● RAW RECORDS:
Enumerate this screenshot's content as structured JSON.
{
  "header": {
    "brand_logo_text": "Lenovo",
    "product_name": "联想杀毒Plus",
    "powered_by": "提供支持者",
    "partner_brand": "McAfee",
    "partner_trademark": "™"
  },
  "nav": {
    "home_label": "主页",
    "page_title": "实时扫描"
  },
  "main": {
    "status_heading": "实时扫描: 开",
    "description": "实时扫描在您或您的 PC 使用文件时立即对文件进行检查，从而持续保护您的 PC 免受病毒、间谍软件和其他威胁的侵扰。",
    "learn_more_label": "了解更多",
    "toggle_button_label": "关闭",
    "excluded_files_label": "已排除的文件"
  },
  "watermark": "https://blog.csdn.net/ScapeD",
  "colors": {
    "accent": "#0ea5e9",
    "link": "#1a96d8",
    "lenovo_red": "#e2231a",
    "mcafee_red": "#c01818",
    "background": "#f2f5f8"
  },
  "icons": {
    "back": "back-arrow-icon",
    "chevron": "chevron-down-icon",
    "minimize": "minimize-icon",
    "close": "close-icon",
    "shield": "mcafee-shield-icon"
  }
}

● SHORT EXERCISE: Reproduce the full set of records precisely.

● SOLUTION:
Enumerate this screenshot's content as structured JSON.
{
  "header": {
    "brand_logo_text": "Lenovo",
    "product_name": "联想杀毒Plus",
    "powered_by": "提供支持者",
    "partner_brand": "McAfee",
    "partner_trademark": "™"
  },
  "nav": {
    "home_label": "主页",
    "page_title": "实时扫描"
  },
  "main": {
    "status_heading": "实时扫描: 开",
    "description": "实时扫描在您或您的 PC 使用文件时立即对文件进行检查，从而持续保护您的 PC 免受病毒、间谍软件和其他威胁的侵扰。",
    "learn_more_label": "了解更多",
    "toggle_button_label": "关闭",
    "excluded_files_label": "已排除的文件"
  },
  "watermark": "https://blog.csdn.net/ScapeD",
  "colors": {
    "accent": "#0ea5e9",
    "link": "#1a96d8",
    "lenovo_red": "#e2231a",
    "mcafee_red": "#c01818",
    "background": "#f2f5f8"
  },
  "icons": {
    "back": "back-arrow-icon",
    "chevron": "chevron-down-icon",
    "minimize": "minimize-icon",
    "close": "close-icon",
    "shield": "mcafee-shield-icon"
  }
}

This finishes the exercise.